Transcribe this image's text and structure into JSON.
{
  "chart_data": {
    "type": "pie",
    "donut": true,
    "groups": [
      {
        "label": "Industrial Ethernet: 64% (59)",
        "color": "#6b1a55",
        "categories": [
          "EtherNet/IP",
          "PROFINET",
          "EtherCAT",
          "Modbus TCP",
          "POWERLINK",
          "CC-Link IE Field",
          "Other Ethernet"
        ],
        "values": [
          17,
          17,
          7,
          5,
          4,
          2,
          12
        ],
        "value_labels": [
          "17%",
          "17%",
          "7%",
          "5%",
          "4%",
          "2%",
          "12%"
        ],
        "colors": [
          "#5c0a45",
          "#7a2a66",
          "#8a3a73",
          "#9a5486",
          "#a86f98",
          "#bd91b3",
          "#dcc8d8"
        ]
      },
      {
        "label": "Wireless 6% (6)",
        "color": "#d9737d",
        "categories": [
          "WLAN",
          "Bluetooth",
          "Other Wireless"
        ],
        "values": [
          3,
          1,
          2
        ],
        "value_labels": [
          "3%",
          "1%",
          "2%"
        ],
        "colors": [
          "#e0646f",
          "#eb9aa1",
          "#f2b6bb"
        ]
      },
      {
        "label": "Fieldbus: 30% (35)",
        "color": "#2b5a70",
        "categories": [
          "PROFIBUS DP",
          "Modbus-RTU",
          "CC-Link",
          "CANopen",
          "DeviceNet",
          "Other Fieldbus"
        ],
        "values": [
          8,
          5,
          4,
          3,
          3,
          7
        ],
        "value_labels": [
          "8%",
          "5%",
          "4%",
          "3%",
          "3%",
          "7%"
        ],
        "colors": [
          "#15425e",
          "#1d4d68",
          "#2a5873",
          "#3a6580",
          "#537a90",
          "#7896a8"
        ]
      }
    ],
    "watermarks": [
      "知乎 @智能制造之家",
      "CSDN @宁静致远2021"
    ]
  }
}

Task goal — Produce a verbatim transcription of the entries above.

Result of the task —
Transcribe this image's text and structure into JSON.
{
  "chart_data": {
    "type": "pie",
    "donut": true,
    "groups": [
      {
        "label": "Industrial Ethernet: 64% (59)",
        "color": "#6b1a55",
        "categories": [
          "EtherNet/IP",
          "PROFINET",
          "EtherCAT",
          "Modbus TCP",
          "POWERLINK",
          "CC-Link IE Field",
          "Other Ethernet"
        ],
        "values": [
          17,
          17,
          7,
          5,
          4,
          2,
          12
        ],
        "value_labels": [
          "17%",
          "17%",
          "7%",
          "5%",
          "4%",
          "2%",
          "12%"
        ],
        "colors": [
          "#5c0a45",
          "#7a2a66",
          "#8a3a73",
          "#9a5486",
          "#a86f98",
          "#bd91b3",
          "#dcc8d8"
        ]
      },
      {
        "label": "Wireless 6% (6)",
        "color": "#d9737d",
        "categories": [
          "WLAN",
          "Bluetooth",
          "Other Wireless"
        ],
        "values": [
          3,
          1,
          2
        ],
        "value_labels": [
          "3%",
          "1%",
          "2%"
        ],
        "colors": [
          "#e0646f",
          "#eb9aa1",
          "#f2b6bb"
        ]
      },
      {
        "label": "Fieldbus: 30% (35)",
        "color": "#2b5a70",
        "categories": [
          "PROFIBUS DP",
          "Modbus-RTU",
          "CC-Link",
          "CANopen",
          "DeviceNet",
          "Other Fieldbus"
        ],
        "values": [
          8,
          5,
          4,
          3,
          3,
          7
        ],
        "value_labels": [
          "8%",
          "5%",
          "4%",
          "3%",
          "3%",
          "7%"
        ],
        "colors": [
          "#15425e",
          "#1d4d68",
          "#2a5873",
          "#3a6580",
          "#537a90",
          "#7896a8"
        ]
      }
    ],
    "watermarks": [
      "知乎 @智能制造之家",
      "CSDN @宁静致远2021"
    ]
  }
}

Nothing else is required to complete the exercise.